6 God doth the solitary set in fam´lies: and from bands
The chain´d doth free; but rebels do inhabit parched lands.

mf 7 O God, what time thou didst go forth before thy people´s face;
And when through the great wilderness thy glorious marching was;
8 Then at God´s presence shook the earth, then drops from heaven fell;
This Sinai shook before the Lord, the God of Israel.


----------



## NaphtaliPress (Nov 20, 2005)

*The Comprehensive Psalter sets Psalm 68:9-17 to the tune ST ANNE (CM, WILLIAM CROFT). Text below is as it is in the CP. Download tune below text.

Psalm 68:9-17*

m 9 O God, thou to thine heritage didst send a plenteous rain,
Whereby thou, when it weary was, didst it refresh again.
10 Thy congregation then did make their habitation there:
Of thine own goodness for the poor, O God, thou didst prepare.

11 The Lord himself did give the word, the word abroad did spread;
Great was the company of them the same who published.
12 Kings of great armies foiled were, and forc´d to flee away;
And women, who remain´d at home, did distribute the prey.
+ + + +
*Job 1:* In the psalm text, which tune does The Comprehensive Psalter use for Psalm 68:9-17?
*Job 2:* Copy the psalm text word for word, starting at the words "## NaphtaliPress (Nov" and stopping after the words "tune below text.".
The listing is separate material with no tie to the psalm text.

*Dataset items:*
+ + + +
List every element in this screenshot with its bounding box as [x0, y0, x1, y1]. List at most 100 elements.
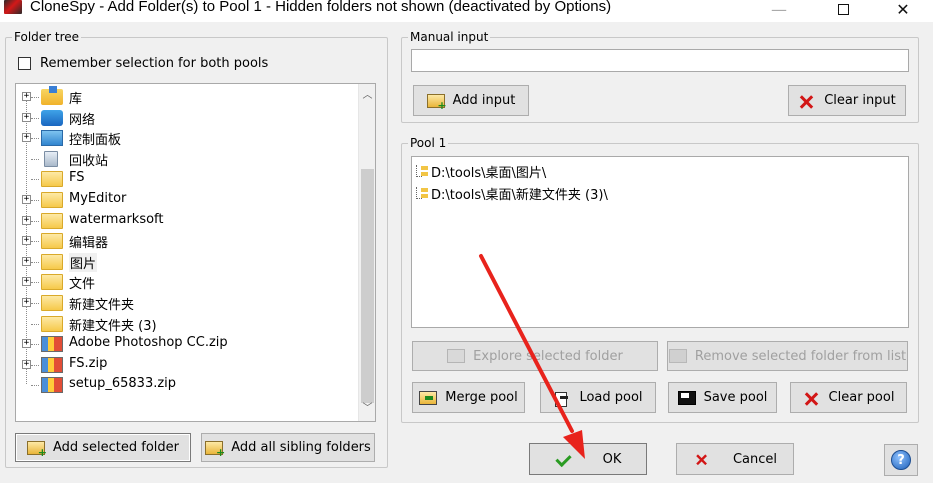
tree-expand-icon[interactable]: + — [22, 195, 31, 204]
tree-item-label: 网络 — [69, 112, 96, 128]
tree-item[interactable]: + 控制面板 — [16, 128, 356, 148]
tree-vertical-scrollbar[interactable]: ︿ ﹀ — [358, 84, 375, 421]
maximize-icon — [837, 3, 849, 15]
tree-expand-icon[interactable]: + — [22, 277, 31, 287]
tree-item[interactable]: + 图片 — [16, 252, 356, 272]
tree-item-label: 图片 — [69, 252, 98, 272]
tree-item-label: Adobe Photoshop CC.zip — [69, 335, 228, 351]
folder-icon — [41, 253, 63, 270]
zip-icon — [41, 377, 63, 394]
explore-selected-folder-button[interactable]: Explore selected folder — [412, 341, 658, 371]
tree-item-label: watermarksoft — [69, 211, 164, 227]
tree-expand-icon[interactable]: + — [22, 92, 31, 101]
tree-expand-icon[interactable]: + — [22, 236, 31, 246]
add-input-icon — [426, 93, 447, 112]
tree-item-label: FS.zip — [69, 355, 108, 371]
scroll-down-arrow-icon[interactable]: ﹀ — [359, 400, 376, 417]
scroll-up-arrow-icon[interactable]: ︿ — [359, 87, 376, 104]
add-siblings-icon — [205, 440, 225, 459]
pool-group-label: Pool 1 — [408, 136, 449, 150]
remove-selected-folder-button[interactable]: Remove selected folder from list — [667, 341, 908, 371]
remember-selection-label: Remember selection for both pools — [40, 56, 269, 71]
network-icon — [41, 109, 63, 126]
minimize-button[interactable]: — — [756, 0, 802, 19]
minimize-icon: — — [771, 0, 787, 19]
save-pool-icon — [677, 390, 696, 405]
help-button[interactable]: ? — [884, 444, 918, 476]
ok-button[interactable]: OK — [529, 443, 647, 475]
tree-item-label: FS — [69, 170, 85, 186]
cancel-button[interactable]: Cancel — [676, 443, 794, 475]
control-panel-icon — [41, 130, 63, 147]
tree-connector — [31, 138, 39, 140]
clear-pool-button[interactable]: Clear pool — [790, 382, 907, 413]
tree-item-label: 新建文件夹 (3) — [69, 318, 157, 334]
folder-icon — [41, 212, 63, 229]
clear-input-button[interactable]: Clear input — [788, 85, 906, 116]
tree-item[interactable]: + 网络 — [16, 108, 356, 128]
add-input-button[interactable]: Add input — [413, 85, 529, 116]
tree-item-label: 新建文件夹 — [69, 298, 135, 313]
load-pool-label: Load pool — [579, 390, 643, 405]
tree-expand-icon[interactable]: + — [22, 298, 31, 307]
load-pool-button[interactable]: Load pool — [540, 382, 656, 413]
recycle-bin-icon — [44, 150, 58, 167]
remove-folder-icon — [668, 349, 687, 363]
folder-tree[interactable]: + 库 + 网络 + 控制面板 回收站 FS + MyEditor + watermarksoft + 编… — [15, 83, 376, 422]
tree-connector — [31, 344, 39, 346]
window-title: CloneSpy - Add Folder(s) to Pool 1 - Hid… — [30, 0, 612, 15]
remember-selection-checkbox[interactable] — [18, 57, 31, 70]
tree-item[interactable]: + 库 — [16, 86, 356, 107]
cancel-x-icon — [695, 453, 709, 464]
tree-expand-icon[interactable]: + — [22, 339, 31, 349]
scrollbar-thumb[interactable] — [361, 169, 374, 403]
merge-pool-button[interactable]: Merge pool — [412, 382, 525, 413]
tree-item[interactable]: setup_65833.zip — [16, 375, 356, 395]
tree-item[interactable]: + 编辑器 — [16, 231, 356, 251]
tree-connector — [31, 282, 39, 284]
tree-item-label: 库 — [69, 92, 83, 107]
tree-item[interactable]: 回收站 — [16, 149, 356, 169]
save-pool-button[interactable]: Save pool — [668, 382, 777, 413]
tree-item[interactable]: 新建文件夹 (3) — [16, 314, 356, 334]
tree-item-label: MyEditor — [69, 191, 127, 206]
folder-icon — [41, 233, 63, 250]
add-selected-folder-button[interactable]: Add selected folder — [15, 433, 191, 462]
tree-connector — [31, 261, 39, 263]
close-button[interactable]: ✕ — [880, 0, 926, 19]
pool-list-item[interactable]: D:\tools\桌面\新建文件夹 (3)\ — [415, 184, 608, 203]
tree-item[interactable]: + watermarksoft — [16, 211, 356, 231]
pool-folder-list[interactable]: D:\tools\桌面\图片\ D:\tools\桌面\新建文件夹 (3)\ — [411, 156, 909, 328]
add-all-sibling-folders-button[interactable]: Add all sibling folders — [201, 433, 375, 462]
tree-expand-icon[interactable]: + — [22, 359, 31, 369]
tree-item[interactable]: + Adobe Photoshop CC.zip — [16, 334, 356, 354]
title-bar: CloneSpy - Add Folder(s) to Pool 1 - Hid… — [0, 0, 933, 22]
tree-connector — [31, 97, 39, 98]
help-icon: ? — [891, 450, 911, 470]
add-all-sibling-folders-label: Add all sibling folders — [231, 440, 371, 455]
tree-item[interactable]: FS — [16, 169, 356, 189]
manual-input-group-label: Manual input — [408, 30, 491, 44]
add-input-label: Add input — [452, 93, 516, 108]
pool-list-item[interactable]: D:\tools\桌面\图片\ — [415, 162, 546, 181]
tree-expand-icon[interactable]: + — [22, 112, 31, 122]
tree-item[interactable]: + FS.zip — [16, 355, 356, 375]
explore-selected-folder-label: Explore selected folder — [473, 348, 623, 364]
tree-expand-icon[interactable]: + — [22, 133, 31, 143]
load-pool-icon — [553, 391, 571, 407]
tree-item[interactable]: + MyEditor — [16, 190, 356, 210]
remove-selected-folder-label: Remove selected folder from list — [694, 348, 907, 364]
tree-item[interactable]: + 新建文件夹 — [16, 293, 356, 313]
manual-input-field[interactable] — [411, 49, 909, 72]
tree-item-label: 编辑器 — [69, 236, 109, 252]
tree-expand-icon[interactable]: + — [22, 215, 31, 225]
tree-connector — [31, 241, 39, 243]
merge-pool-label: Merge pool — [445, 390, 518, 405]
tree-item[interactable]: + 文件 — [16, 272, 356, 292]
tree-connector — [31, 117, 39, 119]
tree-expand-icon[interactable]: + — [22, 256, 31, 266]
tree-connector — [31, 179, 39, 181]
maximize-button[interactable] — [820, 0, 866, 18]
tree-item-label: 回收站 — [69, 153, 109, 169]
explore-folder-icon — [447, 349, 466, 363]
+ + + +
*Written answer 1:* ST ANNE (CM, WILLIAM CROFT)

*Written answer 2:*
## NaphtaliPress (Nov 20, 2005)

*The Comprehensive Psalter sets Psalm 68:9-17 to the tune ST ANNE (CM, WILLIAM CROFT). Text below is as it is in the CP. Download tune below text.